▶ _What you need to do_:
Would you return the complete listing below word for word?
— BEGIN —
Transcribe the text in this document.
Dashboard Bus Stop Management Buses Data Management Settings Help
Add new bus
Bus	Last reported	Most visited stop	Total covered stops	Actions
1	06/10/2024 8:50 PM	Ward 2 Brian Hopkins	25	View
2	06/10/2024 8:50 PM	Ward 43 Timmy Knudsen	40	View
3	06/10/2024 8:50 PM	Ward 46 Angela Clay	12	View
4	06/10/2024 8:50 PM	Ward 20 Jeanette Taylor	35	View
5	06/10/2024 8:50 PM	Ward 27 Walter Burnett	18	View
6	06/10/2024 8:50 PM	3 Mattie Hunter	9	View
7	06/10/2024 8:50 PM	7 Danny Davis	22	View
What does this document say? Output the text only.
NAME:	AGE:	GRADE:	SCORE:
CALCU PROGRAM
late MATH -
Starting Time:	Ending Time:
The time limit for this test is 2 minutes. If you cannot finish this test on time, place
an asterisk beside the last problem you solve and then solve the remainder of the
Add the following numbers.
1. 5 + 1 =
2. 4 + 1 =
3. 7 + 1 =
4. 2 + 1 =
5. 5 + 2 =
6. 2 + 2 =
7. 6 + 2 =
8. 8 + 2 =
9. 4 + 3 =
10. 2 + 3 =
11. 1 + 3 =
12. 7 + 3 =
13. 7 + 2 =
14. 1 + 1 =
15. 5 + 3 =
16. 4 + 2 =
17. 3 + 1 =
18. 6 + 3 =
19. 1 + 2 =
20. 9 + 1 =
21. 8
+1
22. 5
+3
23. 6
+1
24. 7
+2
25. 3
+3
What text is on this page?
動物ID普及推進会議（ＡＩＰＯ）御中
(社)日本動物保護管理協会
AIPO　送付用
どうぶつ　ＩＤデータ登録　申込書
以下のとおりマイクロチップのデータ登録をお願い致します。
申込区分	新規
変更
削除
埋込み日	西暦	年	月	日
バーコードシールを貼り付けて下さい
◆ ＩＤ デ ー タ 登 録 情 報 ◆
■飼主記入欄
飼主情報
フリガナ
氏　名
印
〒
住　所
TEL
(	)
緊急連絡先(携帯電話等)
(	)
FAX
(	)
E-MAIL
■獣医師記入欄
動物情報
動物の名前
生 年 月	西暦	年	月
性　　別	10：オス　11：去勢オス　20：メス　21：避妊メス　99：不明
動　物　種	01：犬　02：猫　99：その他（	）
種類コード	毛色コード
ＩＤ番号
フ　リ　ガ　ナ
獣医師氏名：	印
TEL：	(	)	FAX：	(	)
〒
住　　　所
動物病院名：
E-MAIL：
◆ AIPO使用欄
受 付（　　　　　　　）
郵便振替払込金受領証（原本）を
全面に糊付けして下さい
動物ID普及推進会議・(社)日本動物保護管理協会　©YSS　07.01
— END —
▶ _Complete answer_:
Transcribe the text in this document.
Dashboard Bus Stop Management Buses Data Management Settings Help
Add new bus
Bus	Last reported	Most visited stop	Total covered stops	Actions
1	06/10/2024 8:50 PM	Ward 2 Brian Hopkins	25	View
2	06/10/2024 8:50 PM	Ward 43 Timmy Knudsen	40	View
3	06/10/2024 8:50 PM	Ward 46 Angela Clay	12	View
4	06/10/2024 8:50 PM	Ward 20 Jeanette Taylor	35	View
5	06/10/2024 8:50 PM	Ward 27 Walter Burnett	18	View
6	06/10/2024 8:50 PM	3 Mattie Hunter	9	View
7	06/10/2024 8:50 PM	7 Danny Davis	22	View
What does this document say? Output the text only.
NAME:	AGE:	GRADE:	SCORE:
CALCU PROGRAM
late MATH -
Starting Time:	Ending Time:
The time limit for this test is 2 minutes. If you cannot finish this test on time, place
an asterisk beside the last problem you solve and then solve the remainder of the
Add the following numbers.
1. 5 + 1 =
2. 4 + 1 =
3. 7 + 1 =
4. 2 + 1 =
5. 5 + 2 =
6. 2 + 2 =
7. 6 + 2 =
8. 8 + 2 =
9. 4 + 3 =
10. 2 + 3 =
11. 1 + 3 =
12. 7 + 3 =
13. 7 + 2 =
14. 1 + 1 =
15. 5 + 3 =
16. 4 + 2 =
17. 3 + 1 =
18. 6 + 3 =
19. 1 + 2 =
20. 9 + 1 =
21. 8
+1
22. 5
+3
23. 6
+1
24. 7
+2
25. 3
+3
What text is on this page?
動物ID普及推進会議（ＡＩＰＯ）御中
(社)日本動物保護管理協会
AIPO　送付用
どうぶつ　ＩＤデータ登録　申込書
以下のとおりマイクロチップのデータ登録をお願い致します。
申込区分	新規
変更
削除
埋込み日	西暦	年	月	日
バーコードシールを貼り付けて下さい
◆ ＩＤ デ ー タ 登 録 情 報 ◆
■飼主記入欄
飼主情報
フリガナ
氏　名
印
〒
住　所
TEL
(	)
緊急連絡先(携帯電話等)
(	)
FAX
(	)
E-MAIL
■獣医師記入欄
動物情報
動物の名前
生 年 月	西暦	年	月
性　　別	10：オス　11：去勢オス　20：メス　21：避妊メス　99：不明
動　物　種	01：犬　02：猫　99：その他（	）
種類コード	毛色コード
ＩＤ番号
フ　リ　ガ　ナ
獣医師氏名：	印
TEL：	(	)	FAX：	(	)
〒
住　　　所
動物病院名：
E-MAIL：
◆ AIPO使用欄
受 付（　　　　　　　）
郵便振替払込金受領証（原本）を
全面に糊付けして下さい
動物ID普及推進会議・(社)日本動物保護管理協会　©YSS　07.01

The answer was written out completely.